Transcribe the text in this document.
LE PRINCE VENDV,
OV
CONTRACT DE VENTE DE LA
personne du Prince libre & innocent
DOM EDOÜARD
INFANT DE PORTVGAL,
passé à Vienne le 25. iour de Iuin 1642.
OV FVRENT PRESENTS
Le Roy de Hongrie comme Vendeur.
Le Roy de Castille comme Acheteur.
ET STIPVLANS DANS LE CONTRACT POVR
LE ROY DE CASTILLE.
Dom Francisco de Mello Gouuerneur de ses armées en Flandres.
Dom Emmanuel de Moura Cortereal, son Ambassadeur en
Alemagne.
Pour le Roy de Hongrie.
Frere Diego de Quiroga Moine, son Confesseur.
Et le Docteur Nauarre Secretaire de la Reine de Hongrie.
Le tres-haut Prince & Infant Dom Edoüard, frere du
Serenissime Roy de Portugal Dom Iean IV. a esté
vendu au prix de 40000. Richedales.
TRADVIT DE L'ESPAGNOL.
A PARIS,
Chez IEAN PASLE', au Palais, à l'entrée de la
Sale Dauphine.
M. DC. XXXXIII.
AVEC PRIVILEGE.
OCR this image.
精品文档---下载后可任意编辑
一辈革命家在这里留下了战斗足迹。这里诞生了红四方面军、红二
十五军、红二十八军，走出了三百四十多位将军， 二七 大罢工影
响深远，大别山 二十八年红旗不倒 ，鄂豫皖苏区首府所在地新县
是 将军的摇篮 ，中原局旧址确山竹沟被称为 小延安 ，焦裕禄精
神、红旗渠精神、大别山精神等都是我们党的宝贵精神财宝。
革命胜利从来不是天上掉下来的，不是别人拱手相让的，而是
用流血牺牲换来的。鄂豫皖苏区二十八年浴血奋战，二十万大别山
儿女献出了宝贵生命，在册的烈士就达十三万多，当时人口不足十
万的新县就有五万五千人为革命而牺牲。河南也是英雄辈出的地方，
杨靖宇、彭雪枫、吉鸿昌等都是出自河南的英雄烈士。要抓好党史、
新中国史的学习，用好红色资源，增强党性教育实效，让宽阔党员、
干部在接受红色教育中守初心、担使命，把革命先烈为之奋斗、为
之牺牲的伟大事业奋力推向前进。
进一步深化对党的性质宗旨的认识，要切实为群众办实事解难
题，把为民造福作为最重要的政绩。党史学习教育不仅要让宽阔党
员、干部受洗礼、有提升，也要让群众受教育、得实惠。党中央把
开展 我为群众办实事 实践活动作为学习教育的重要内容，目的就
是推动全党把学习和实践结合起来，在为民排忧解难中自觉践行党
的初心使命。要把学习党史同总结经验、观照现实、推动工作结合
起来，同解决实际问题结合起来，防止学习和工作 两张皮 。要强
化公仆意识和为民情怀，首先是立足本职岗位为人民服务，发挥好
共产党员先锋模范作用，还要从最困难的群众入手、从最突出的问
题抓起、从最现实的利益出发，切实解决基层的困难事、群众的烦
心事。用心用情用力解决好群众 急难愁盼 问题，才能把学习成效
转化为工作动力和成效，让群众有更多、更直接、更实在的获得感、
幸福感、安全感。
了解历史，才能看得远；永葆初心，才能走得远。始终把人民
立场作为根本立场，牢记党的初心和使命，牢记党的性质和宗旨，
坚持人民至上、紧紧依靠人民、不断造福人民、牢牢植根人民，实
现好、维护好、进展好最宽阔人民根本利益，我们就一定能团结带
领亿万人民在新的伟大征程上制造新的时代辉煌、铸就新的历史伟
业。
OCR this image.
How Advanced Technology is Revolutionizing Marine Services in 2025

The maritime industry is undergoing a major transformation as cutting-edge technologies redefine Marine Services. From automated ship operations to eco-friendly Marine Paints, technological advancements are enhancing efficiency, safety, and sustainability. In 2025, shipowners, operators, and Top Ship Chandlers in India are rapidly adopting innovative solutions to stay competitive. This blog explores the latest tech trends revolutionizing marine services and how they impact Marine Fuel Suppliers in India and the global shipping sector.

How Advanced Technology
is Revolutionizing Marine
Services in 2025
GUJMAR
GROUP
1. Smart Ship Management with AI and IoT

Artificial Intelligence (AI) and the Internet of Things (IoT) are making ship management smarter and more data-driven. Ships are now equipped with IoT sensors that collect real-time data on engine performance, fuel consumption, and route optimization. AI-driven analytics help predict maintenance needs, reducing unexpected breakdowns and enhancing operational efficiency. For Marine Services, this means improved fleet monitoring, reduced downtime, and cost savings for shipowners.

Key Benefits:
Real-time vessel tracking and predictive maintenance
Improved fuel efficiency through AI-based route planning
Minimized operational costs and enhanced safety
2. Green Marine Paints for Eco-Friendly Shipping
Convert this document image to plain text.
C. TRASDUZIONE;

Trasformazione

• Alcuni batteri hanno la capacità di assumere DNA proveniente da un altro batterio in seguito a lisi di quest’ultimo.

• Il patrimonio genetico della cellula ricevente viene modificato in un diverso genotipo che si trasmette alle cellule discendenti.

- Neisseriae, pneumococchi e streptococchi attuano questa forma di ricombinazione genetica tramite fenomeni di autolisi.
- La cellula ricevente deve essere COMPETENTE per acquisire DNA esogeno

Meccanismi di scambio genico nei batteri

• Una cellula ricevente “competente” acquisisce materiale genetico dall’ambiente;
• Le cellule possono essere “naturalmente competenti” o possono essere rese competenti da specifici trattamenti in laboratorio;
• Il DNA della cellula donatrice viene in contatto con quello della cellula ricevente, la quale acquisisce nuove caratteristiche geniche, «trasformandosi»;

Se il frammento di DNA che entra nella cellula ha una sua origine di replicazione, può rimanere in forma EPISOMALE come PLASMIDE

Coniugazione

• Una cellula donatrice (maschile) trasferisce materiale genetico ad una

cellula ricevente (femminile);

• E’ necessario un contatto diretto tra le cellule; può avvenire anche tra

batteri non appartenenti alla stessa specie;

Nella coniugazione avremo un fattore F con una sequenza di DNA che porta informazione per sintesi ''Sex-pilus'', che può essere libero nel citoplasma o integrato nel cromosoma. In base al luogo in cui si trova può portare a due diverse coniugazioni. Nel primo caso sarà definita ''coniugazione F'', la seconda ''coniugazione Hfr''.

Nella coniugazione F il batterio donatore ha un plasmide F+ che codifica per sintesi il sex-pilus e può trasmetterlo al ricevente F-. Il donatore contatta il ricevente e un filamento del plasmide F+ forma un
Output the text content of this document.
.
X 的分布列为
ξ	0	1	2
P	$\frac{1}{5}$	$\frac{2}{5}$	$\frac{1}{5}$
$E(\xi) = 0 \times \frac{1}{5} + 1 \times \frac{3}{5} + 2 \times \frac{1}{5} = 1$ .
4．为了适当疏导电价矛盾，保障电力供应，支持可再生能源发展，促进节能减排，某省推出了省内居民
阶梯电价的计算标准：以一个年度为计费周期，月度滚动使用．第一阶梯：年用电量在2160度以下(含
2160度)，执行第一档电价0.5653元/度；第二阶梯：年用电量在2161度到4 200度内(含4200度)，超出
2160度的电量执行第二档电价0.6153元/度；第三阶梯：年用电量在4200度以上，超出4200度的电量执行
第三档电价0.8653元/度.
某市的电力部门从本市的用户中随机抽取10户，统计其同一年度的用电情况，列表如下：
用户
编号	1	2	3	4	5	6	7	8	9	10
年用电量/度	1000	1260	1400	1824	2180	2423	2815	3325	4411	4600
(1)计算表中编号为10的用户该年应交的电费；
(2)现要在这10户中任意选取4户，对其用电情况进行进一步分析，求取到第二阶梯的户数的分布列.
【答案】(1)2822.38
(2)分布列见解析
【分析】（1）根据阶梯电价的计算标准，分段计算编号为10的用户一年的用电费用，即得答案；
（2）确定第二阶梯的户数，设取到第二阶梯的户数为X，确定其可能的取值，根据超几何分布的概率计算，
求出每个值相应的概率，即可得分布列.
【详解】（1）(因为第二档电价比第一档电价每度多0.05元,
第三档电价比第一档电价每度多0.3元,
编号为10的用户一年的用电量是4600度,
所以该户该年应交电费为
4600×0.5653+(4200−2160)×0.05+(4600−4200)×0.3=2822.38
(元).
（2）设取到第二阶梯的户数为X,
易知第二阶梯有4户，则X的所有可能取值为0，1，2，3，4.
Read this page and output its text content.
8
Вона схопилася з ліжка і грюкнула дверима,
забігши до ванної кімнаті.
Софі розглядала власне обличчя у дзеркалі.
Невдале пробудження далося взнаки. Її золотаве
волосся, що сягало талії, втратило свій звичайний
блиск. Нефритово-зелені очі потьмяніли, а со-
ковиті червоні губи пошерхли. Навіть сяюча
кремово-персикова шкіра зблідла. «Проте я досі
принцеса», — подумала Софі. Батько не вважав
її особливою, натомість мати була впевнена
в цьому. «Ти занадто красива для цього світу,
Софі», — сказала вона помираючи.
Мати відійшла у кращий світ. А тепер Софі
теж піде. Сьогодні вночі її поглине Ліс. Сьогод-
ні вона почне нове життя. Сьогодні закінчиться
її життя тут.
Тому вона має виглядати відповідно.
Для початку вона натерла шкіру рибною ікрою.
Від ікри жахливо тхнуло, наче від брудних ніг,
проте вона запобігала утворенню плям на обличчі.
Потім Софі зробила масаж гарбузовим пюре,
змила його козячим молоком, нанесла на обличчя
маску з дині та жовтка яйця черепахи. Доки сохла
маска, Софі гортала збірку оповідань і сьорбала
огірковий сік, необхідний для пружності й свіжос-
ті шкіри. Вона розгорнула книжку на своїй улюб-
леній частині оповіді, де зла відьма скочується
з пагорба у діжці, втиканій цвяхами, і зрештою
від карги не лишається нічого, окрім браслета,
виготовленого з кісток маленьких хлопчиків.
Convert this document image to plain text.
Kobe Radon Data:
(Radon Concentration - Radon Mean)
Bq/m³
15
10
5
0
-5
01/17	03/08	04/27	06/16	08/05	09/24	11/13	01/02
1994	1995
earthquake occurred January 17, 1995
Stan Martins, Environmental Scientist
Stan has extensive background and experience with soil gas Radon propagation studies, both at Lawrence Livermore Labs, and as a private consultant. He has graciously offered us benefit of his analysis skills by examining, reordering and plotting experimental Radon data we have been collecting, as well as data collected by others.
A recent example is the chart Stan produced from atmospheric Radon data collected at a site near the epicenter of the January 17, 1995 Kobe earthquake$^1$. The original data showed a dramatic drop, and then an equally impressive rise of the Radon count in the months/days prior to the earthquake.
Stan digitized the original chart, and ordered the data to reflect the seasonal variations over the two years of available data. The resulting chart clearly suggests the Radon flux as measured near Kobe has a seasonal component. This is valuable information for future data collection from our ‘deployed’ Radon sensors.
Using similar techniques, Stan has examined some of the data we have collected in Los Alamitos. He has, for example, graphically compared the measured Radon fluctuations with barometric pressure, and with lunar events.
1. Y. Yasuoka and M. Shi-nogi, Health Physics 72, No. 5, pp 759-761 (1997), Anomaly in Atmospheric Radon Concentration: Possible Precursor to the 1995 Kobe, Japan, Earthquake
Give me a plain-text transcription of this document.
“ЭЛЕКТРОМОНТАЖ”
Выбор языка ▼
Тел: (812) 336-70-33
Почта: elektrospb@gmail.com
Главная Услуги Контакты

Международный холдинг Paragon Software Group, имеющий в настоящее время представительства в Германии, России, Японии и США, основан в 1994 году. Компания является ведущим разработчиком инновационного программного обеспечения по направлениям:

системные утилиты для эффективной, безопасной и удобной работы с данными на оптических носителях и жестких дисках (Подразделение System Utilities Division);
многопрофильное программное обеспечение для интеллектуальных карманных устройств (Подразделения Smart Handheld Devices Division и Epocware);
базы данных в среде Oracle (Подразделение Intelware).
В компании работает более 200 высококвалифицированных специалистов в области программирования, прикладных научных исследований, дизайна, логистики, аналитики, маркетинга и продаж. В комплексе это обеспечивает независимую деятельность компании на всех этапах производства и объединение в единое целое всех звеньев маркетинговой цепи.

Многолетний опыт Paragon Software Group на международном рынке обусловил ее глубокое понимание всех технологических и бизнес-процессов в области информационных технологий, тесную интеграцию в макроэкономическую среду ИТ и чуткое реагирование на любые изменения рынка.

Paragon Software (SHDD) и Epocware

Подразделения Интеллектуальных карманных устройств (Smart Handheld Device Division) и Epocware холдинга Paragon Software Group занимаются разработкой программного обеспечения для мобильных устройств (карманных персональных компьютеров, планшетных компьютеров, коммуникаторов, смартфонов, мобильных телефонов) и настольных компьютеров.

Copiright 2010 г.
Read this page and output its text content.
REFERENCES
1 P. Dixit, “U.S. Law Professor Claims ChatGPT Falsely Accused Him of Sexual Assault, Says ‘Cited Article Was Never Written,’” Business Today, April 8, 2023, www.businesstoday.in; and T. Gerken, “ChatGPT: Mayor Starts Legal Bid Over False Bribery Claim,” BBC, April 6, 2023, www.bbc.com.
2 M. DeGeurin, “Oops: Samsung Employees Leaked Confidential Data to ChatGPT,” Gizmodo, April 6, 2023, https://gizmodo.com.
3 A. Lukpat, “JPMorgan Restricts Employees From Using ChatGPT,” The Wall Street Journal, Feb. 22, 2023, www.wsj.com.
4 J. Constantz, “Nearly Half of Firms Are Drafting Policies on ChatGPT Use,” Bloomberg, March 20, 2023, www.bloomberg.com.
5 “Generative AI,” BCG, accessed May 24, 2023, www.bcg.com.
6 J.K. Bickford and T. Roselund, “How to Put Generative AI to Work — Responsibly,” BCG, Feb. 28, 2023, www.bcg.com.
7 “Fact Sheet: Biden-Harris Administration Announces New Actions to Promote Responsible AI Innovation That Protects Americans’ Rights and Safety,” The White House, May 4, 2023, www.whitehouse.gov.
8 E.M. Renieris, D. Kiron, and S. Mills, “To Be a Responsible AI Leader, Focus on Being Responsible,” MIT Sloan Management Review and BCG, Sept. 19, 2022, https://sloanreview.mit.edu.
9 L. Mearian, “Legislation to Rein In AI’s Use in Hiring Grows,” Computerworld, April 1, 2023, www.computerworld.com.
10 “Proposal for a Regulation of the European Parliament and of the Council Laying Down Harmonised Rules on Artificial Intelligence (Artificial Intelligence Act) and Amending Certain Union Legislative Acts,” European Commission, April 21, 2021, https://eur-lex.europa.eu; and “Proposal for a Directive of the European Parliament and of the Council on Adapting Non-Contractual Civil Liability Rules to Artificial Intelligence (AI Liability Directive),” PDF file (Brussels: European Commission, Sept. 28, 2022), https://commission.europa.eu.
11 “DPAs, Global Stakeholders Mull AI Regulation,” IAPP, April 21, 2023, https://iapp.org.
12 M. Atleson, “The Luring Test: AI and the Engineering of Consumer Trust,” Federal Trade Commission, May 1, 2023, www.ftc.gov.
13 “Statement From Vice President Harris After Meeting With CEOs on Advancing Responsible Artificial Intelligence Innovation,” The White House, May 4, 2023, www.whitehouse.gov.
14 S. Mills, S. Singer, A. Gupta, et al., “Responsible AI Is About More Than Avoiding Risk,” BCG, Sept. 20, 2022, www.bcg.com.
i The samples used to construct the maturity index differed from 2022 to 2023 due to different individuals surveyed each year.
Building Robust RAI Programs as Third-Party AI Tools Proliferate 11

=== Task statement ===
Look through the entries above for the word "Epocware". Copy every line where it shows up.

=== Response to the exercise ===
многопрофильное программное обеспечение для интеллектуальных карманных устройств (Подразделения Smart Handheld Devices Division и Epocware);
Paragon Software (SHDD) и Epocware
Подразделения Интеллектуальных карманных устройств (Smart Handheld Device Division) и Epocware холдинга Paragon Software Group занимаются разработкой программного обеспечения для мобильных устройств (карманных персональных компьютеров, планшетных компьютеров, коммуникаторов, смартфонов, мобильных телефонов) и настольных компьютеров.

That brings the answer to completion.